## Goal of the exercise
Each entry below is to be extracted exactly.
--- Begin Stored data ---
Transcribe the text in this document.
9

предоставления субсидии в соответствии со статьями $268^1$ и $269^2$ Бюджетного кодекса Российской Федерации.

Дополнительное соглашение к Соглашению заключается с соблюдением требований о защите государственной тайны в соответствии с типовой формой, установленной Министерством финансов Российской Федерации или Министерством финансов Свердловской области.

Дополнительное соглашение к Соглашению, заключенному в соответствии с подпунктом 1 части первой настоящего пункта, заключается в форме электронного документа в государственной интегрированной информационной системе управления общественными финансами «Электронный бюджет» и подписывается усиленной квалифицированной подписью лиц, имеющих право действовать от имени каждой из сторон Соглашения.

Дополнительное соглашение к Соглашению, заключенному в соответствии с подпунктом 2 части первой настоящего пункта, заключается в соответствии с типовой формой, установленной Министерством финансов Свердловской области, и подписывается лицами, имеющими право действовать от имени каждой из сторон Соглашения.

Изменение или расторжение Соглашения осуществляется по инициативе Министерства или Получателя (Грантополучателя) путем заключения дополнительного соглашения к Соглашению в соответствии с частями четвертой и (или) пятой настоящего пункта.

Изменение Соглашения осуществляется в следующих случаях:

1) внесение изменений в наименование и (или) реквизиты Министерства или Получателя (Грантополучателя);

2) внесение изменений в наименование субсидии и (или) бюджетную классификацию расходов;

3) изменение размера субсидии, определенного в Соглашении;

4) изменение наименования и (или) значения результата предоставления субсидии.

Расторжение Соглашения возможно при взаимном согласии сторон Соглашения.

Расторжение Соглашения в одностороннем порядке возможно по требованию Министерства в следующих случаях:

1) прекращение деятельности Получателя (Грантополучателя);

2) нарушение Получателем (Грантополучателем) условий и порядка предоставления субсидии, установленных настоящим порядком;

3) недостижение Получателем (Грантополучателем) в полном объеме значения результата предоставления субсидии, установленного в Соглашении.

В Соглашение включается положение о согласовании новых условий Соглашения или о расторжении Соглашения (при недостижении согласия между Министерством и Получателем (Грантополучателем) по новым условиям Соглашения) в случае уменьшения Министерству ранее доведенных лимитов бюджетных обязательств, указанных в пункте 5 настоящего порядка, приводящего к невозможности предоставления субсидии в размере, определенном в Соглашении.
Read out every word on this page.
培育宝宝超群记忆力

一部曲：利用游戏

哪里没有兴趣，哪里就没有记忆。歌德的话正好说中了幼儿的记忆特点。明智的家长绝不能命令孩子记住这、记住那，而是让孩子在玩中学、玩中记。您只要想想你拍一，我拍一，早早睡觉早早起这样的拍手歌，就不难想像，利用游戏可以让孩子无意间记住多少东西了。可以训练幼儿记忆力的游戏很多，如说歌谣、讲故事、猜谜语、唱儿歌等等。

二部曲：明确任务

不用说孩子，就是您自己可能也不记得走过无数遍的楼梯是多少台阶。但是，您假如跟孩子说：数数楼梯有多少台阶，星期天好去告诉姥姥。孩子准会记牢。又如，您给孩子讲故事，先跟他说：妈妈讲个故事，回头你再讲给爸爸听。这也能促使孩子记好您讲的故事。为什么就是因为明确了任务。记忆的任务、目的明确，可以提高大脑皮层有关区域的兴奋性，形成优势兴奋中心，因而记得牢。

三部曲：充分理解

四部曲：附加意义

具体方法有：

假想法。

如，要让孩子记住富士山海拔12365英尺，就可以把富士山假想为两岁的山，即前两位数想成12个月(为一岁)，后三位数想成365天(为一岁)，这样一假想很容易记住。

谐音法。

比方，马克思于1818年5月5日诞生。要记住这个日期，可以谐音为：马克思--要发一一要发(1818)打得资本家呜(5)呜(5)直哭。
--- End Stored data ---
## Exercise answer
Transcribe the text in this document.
9

предоставления субсидии в соответствии со статьями $268^1$ и $269^2$ Бюджетного кодекса Российской Федерации.

Дополнительное соглашение к Соглашению заключается с соблюдением требований о защите государственной тайны в соответствии с типовой формой, установленной Министерством финансов Российской Федерации или Министерством финансов Свердловской области.

Дополнительное соглашение к Соглашению, заключенному в соответствии с подпунктом 1 части первой настоящего пункта, заключается в форме электронного документа в государственной интегрированной информационной системе управления общественными финансами «Электронный бюджет» и подписывается усиленной квалифицированной подписью лиц, имеющих право действовать от имени каждой из сторон Соглашения.

Дополнительное соглашение к Соглашению, заключенному в соответствии с подпунктом 2 части первой настоящего пункта, заключается в соответствии с типовой формой, установленной Министерством финансов Свердловской области, и подписывается лицами, имеющими право действовать от имени каждой из сторон Соглашения.

Изменение или расторжение Соглашения осуществляется по инициативе Министерства или Получателя (Грантополучателя) путем заключения дополнительного соглашения к Соглашению в соответствии с частями четвертой и (или) пятой настоящего пункта.

Изменение Соглашения осуществляется в следующих случаях:

1) внесение изменений в наименование и (или) реквизиты Министерства или Получателя (Грантополучателя);

2) внесение изменений в наименование субсидии и (или) бюджетную классификацию расходов;

3) изменение размера субсидии, определенного в Соглашении;

4) изменение наименования и (или) значения результата предоставления субсидии.

Расторжение Соглашения возможно при взаимном согласии сторон Соглашения.

Расторжение Соглашения в одностороннем порядке возможно по требованию Министерства в следующих случаях:

1) прекращение деятельности Получателя (Грантополучателя);

2) нарушение Получателем (Грантополучателем) условий и порядка предоставления субсидии, установленных настоящим порядком;

3) недостижение Получателем (Грантополучателем) в полном объеме значения результата предоставления субсидии, установленного в Соглашении.

В Соглашение включается положение о согласовании новых условий Соглашения или о расторжении Соглашения (при недостижении согласия между Министерством и Получателем (Грантополучателем) по новым условиям Соглашения) в случае уменьшения Министерству ранее доведенных лимитов бюджетных обязательств, указанных в пункте 5 настоящего порядка, приводящего к невозможности предоставления субсидии в размере, определенном в Соглашении.
Read out every word on this page.
培育宝宝超群记忆力

一部曲：利用游戏

哪里没有兴趣，哪里就没有记忆。歌德的话正好说中了幼儿的记忆特点。明智的家长绝不能命令孩子记住这、记住那，而是让孩子在玩中学、玩中记。您只要想想你拍一，我拍一，早早睡觉早早起这样的拍手歌，就不难想像，利用游戏可以让孩子无意间记住多少东西了。可以训练幼儿记忆力的游戏很多，如说歌谣、讲故事、猜谜语、唱儿歌等等。

二部曲：明确任务

不用说孩子，就是您自己可能也不记得走过无数遍的楼梯是多少台阶。但是，您假如跟孩子说：数数楼梯有多少台阶，星期天好去告诉姥姥。孩子准会记牢。又如，您给孩子讲故事，先跟他说：妈妈讲个故事，回头你再讲给爸爸听。这也能促使孩子记好您讲的故事。为什么就是因为明确了任务。记忆的任务、目的明确，可以提高大脑皮层有关区域的兴奋性，形成优势兴奋中心，因而记得牢。

三部曲：充分理解

四部曲：附加意义

具体方法有：

假想法。

如，要让孩子记住富士山海拔12365英尺，就可以把富士山假想为两岁的山，即前两位数想成12个月(为一岁)，后三位数想成365天(为一岁)，这样一假想很容易记住。

谐音法。

比方，马克思于1818年5月5日诞生。要记住这个日期，可以谐音为：马克思--要发一一要发(1818)打得资本家呜(5)呜(5)直哭。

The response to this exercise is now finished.